***** Records supplied
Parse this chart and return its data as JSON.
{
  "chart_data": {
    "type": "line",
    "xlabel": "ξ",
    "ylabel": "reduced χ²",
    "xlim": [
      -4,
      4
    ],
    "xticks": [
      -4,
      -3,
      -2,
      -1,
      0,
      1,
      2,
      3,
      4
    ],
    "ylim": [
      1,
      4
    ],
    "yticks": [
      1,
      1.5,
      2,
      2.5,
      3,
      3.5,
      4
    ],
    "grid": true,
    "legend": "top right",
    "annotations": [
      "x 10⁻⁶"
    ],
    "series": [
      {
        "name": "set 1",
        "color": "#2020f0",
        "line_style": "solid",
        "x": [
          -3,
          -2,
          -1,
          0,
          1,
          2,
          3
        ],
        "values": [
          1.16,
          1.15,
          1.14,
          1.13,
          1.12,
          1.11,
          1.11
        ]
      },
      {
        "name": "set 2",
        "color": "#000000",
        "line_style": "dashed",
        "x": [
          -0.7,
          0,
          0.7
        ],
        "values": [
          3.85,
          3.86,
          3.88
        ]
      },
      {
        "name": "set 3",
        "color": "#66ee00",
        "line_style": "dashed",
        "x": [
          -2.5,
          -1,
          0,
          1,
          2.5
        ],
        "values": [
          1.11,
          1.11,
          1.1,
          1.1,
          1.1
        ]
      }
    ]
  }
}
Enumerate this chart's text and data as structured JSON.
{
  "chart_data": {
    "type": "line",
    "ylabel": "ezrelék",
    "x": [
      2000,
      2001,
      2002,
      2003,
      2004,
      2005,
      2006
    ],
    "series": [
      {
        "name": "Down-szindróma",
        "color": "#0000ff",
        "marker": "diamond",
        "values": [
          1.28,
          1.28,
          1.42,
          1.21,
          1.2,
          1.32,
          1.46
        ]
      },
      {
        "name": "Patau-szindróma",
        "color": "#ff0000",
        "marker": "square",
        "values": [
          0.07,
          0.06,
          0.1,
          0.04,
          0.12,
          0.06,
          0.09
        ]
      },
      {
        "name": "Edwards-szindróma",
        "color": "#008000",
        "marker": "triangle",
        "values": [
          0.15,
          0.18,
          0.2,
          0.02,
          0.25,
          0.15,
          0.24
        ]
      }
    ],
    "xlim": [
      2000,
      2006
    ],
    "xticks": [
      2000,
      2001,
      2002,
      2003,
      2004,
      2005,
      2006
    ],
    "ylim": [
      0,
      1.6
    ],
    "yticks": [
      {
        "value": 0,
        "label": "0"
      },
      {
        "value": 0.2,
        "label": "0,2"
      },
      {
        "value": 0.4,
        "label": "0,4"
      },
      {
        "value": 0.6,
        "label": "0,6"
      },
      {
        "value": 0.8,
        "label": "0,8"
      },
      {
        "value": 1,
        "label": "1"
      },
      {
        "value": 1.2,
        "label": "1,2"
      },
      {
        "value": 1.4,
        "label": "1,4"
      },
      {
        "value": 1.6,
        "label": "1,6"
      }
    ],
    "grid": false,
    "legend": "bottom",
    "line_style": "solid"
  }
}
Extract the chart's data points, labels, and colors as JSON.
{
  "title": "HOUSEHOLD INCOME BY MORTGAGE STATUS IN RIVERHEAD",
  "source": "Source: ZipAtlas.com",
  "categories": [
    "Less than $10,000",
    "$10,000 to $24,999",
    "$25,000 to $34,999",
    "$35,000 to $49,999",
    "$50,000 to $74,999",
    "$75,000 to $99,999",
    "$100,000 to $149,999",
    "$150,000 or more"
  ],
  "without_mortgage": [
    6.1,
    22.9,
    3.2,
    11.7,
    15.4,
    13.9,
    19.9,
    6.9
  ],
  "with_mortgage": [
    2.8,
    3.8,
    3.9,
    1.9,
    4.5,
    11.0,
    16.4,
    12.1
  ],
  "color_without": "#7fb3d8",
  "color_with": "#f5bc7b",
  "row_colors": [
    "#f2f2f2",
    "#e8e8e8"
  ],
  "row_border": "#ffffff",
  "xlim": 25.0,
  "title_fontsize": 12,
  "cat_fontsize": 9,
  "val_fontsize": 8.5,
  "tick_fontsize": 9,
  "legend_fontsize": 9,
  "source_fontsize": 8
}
**********
▸ Exercise prompt
Take the entries above and copy them out exactly.

▸ Output of the exercise
Parse this chart and return its data as JSON.
{
  "chart_data": {
    "type": "line",
    "xlabel": "ξ",
    "ylabel": "reduced χ²",
    "xlim": [
      -4,
      4
    ],
    "xticks": [
      -4,
      -3,
      -2,
      -1,
      0,
      1,
      2,
      3,
      4
    ],
    "ylim": [
      1,
      4
    ],
    "yticks": [
      1,
      1.5,
      2,
      2.5,
      3,
      3.5,
      4
    ],
    "grid": true,
    "legend": "top right",
    "annotations": [
      "x 10⁻⁶"
    ],
    "series": [
      {
        "name": "set 1",
        "color": "#2020f0",
        "line_style": "solid",
        "x": [
          -3,
          -2,
          -1,
          0,
          1,
          2,
          3
        ],
        "values": [
          1.16,
          1.15,
          1.14,
          1.13,
          1.12,
          1.11,
          1.11
        ]
      },
      {
        "name": "set 2",
        "color": "#000000",
        "line_style": "dashed",
        "x": [
          -0.7,
          0,
          0.7
        ],
        "values": [
          3.85,
          3.86,
          3.88
        ]
      },
      {
        "name": "set 3",
        "color": "#66ee00",
        "line_style": "dashed",
        "x": [
          -2.5,
          -1,
          0,
          1,
          2.5
        ],
        "values": [
          1.11,
          1.11,
          1.1,
          1.1,
          1.1
        ]
      }
    ]
  }
}
Enumerate this chart's text and data as structured JSON.
{
  "chart_data": {
    "type": "line",
    "ylabel": "ezrelék",
    "x": [
      2000,
      2001,
      2002,
      2003,
      2004,
      2005,
      2006
    ],
    "series": [
      {
        "name": "Down-szindróma",
        "color": "#0000ff",
        "marker": "diamond",
        "values": [
          1.28,
          1.28,
          1.42,
          1.21,
          1.2,
          1.32,
          1.46
        ]
      },
      {
        "name": "Patau-szindróma",
        "color": "#ff0000",
        "marker": "square",
        "values": [
          0.07,
          0.06,
          0.1,
          0.04,
          0.12,
          0.06,
          0.09
        ]
      },
      {
        "name": "Edwards-szindróma",
        "color": "#008000",
        "marker": "triangle",
        "values": [
          0.15,
          0.18,
          0.2,
          0.02,
          0.25,
          0.15,
          0.24
        ]
      }
    ],
    "xlim": [
      2000,
      2006
    ],
    "xticks": [
      2000,
      2001,
      2002,
      2003,
      2004,
      2005,
      2006
    ],
    "ylim": [
      0,
      1.6
    ],
    "yticks": [
      {
        "value": 0,
        "label": "0"
      },
      {
        "value": 0.2,
        "label": "0,2"
      },
      {
        "value": 0.4,
        "label": "0,4"
      },
      {
        "value": 0.6,
        "label": "0,6"
      },
      {
        "value": 0.8,
        "label": "0,8"
      },
      {
        "value": 1,
        "label": "1"
      },
      {
        "value": 1.2,
        "label": "1,2"
      },
      {
        "value": 1.4,
        "label": "1,4"
      },
      {
        "value": 1.6,
        "label": "1,6"
      }
    ],
    "grid": false,
    "legend": "bottom",
    "line_style": "solid"
  }
}
Extract the chart's data points, labels, and colors as JSON.
{
  "title": "HOUSEHOLD INCOME BY MORTGAGE STATUS IN RIVERHEAD",
  "source": "Source: ZipAtlas.com",
  "categories": [
    "Less than $10,000",
    "$10,000 to $24,999",
    "$25,000 to $34,999",
    "$35,000 to $49,999",
    "$50,000 to $74,999",
    "$75,000 to $99,999",
    "$100,000 to $149,999",
    "$150,000 or more"
  ],
  "without_mortgage": [
    6.1,
    22.9,
    3.2,
    11.7,
    15.4,
    13.9,
    19.9,
    6.9
  ],
  "with_mortgage": [
    2.8,
    3.8,
    3.9,
    1.9,
    4.5,
    11.0,
    16.4,
    12.1
  ],
  "color_without": "#7fb3d8",
  "color_with": "#f5bc7b",
  "row_colors": [
    "#f2f2f2",
    "#e8e8e8"
  ],
  "row_border": "#ffffff",
  "xlim": 25.0,
  "title_fontsize": 12,
  "cat_fontsize": 9,
  "val_fontsize": 8.5,
  "tick_fontsize": 9,
  "legend_fontsize": 9,
  "source_fontsize": 8
}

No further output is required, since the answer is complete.